## Requirement
Print the entire listing. Each line must match the original exactly.

## Records supplied
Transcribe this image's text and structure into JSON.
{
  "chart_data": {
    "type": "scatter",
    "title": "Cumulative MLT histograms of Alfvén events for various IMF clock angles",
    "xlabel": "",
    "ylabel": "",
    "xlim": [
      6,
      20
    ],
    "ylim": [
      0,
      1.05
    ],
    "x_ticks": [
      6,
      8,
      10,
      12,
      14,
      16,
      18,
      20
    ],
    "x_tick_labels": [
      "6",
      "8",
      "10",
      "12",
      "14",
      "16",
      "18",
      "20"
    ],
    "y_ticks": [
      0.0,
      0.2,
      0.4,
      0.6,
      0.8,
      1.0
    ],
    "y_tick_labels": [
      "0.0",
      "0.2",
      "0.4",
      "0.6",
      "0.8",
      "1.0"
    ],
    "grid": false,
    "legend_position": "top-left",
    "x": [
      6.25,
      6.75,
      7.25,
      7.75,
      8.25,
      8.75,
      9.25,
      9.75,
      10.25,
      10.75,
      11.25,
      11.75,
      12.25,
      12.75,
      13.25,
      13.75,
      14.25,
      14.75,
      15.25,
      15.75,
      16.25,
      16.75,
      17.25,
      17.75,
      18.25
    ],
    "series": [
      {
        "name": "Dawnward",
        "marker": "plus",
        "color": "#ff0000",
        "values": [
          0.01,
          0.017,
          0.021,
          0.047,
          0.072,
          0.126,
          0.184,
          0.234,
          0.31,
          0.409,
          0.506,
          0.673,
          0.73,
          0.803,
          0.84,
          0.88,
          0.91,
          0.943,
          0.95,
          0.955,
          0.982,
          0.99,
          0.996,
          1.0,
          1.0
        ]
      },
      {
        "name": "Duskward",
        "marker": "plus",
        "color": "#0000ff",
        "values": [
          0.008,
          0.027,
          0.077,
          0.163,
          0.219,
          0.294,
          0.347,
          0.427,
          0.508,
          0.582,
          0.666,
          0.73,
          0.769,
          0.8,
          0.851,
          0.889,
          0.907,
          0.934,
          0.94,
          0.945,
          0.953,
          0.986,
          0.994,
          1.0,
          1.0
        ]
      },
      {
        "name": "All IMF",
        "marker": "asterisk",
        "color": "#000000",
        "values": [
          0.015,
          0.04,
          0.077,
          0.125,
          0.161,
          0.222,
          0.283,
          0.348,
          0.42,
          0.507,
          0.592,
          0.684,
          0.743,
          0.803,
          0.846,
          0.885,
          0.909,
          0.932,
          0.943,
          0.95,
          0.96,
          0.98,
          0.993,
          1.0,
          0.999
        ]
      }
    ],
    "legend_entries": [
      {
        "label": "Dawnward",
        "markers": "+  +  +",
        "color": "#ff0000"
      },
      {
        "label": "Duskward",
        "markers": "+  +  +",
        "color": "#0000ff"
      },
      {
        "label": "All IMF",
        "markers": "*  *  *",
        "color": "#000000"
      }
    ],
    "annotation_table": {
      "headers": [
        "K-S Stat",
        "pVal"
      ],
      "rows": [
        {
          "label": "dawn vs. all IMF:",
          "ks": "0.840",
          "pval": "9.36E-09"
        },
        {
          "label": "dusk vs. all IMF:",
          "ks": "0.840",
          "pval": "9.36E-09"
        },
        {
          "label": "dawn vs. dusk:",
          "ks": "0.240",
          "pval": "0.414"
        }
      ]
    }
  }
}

## Finished answer
Transcribe this image's text and structure into JSON.
{
  "chart_data": {
    "type": "scatter",
    "title": "Cumulative MLT histograms of Alfvén events for various IMF clock angles",
    "xlabel": "",
    "ylabel": "",
    "xlim": [
      6,
      20
    ],
    "ylim": [
      0,
      1.05
    ],
    "x_ticks": [
      6,
      8,
      10,
      12,
      14,
      16,
      18,
      20
    ],
    "x_tick_labels": [
      "6",
      "8",
      "10",
      "12",
      "14",
      "16",
      "18",
      "20"
    ],
    "y_ticks": [
      0.0,
      0.2,
      0.4,
      0.6,
      0.8,
      1.0
    ],
    "y_tick_labels": [
      "0.0",
      "0.2",
      "0.4",
      "0.6",
      "0.8",
      "1.0"
    ],
    "grid": false,
    "legend_position": "top-left",
    "x": [
      6.25,
      6.75,
      7.25,
      7.75,
      8.25,
      8.75,
      9.25,
      9.75,
      10.25,
      10.75,
      11.25,
      11.75,
      12.25,
      12.75,
      13.25,
      13.75,
      14.25,
      14.75,
      15.25,
      15.75,
      16.25,
      16.75,
      17.25,
      17.75,
      18.25
    ],
    "series": [
      {
        "name": "Dawnward",
        "marker": "plus",
        "color": "#ff0000",
        "values": [
          0.01,
          0.017,
          0.021,
          0.047,
          0.072,
          0.126,
          0.184,
          0.234,
          0.31,
          0.409,
          0.506,
          0.673,
          0.73,
          0.803,
          0.84,
          0.88,
          0.91,
          0.943,
          0.95,
          0.955,
          0.982,
          0.99,
          0.996,
          1.0,
          1.0
        ]
      },
      {
        "name": "Duskward",
        "marker": "plus",
        "color": "#0000ff",
        "values": [
          0.008,
          0.027,
          0.077,
          0.163,
          0.219,
          0.294,
          0.347,
          0.427,
          0.508,
          0.582,
          0.666,
          0.73,
          0.769,
          0.8,
          0.851,
          0.889,
          0.907,
          0.934,
          0.94,
          0.945,
          0.953,
          0.986,
          0.994,
          1.0,
          1.0
        ]
      },
      {
        "name": "All IMF",
        "marker": "asterisk",
        "color": "#000000",
        "values": [
          0.015,
          0.04,
          0.077,
          0.125,
          0.161,
          0.222,
          0.283,
          0.348,
          0.42,
          0.507,
          0.592,
          0.684,
          0.743,
          0.803,
          0.846,
          0.885,
          0.909,
          0.932,
          0.943,
          0.95,
          0.96,
          0.98,
          0.993,
          1.0,
          0.999
        ]
      }
    ],
    "legend_entries": [
      {
        "label": "Dawnward",
        "markers": "+  +  +",
        "color": "#ff0000"
      },
      {
        "label": "Duskward",
        "markers": "+  +  +",
        "color": "#0000ff"
      },
      {
        "label": "All IMF",
        "markers": "*  *  *",
        "color": "#000000"
      }
    ],
    "annotation_table": {
      "headers": [
        "K-S Stat",
        "pVal"
      ],
      "rows": [
        {
          "label": "dawn vs. all IMF:",
          "ks": "0.840",
          "pval": "9.36E-09"
        },
        {
          "label": "dusk vs. all IMF:",
          "ks": "0.840",
          "pval": "9.36E-09"
        },
        {
          "label": "dawn vs. dusk:",
          "ks": "0.240",
          "pval": "0.414"
        }
      ]
    }
  }
}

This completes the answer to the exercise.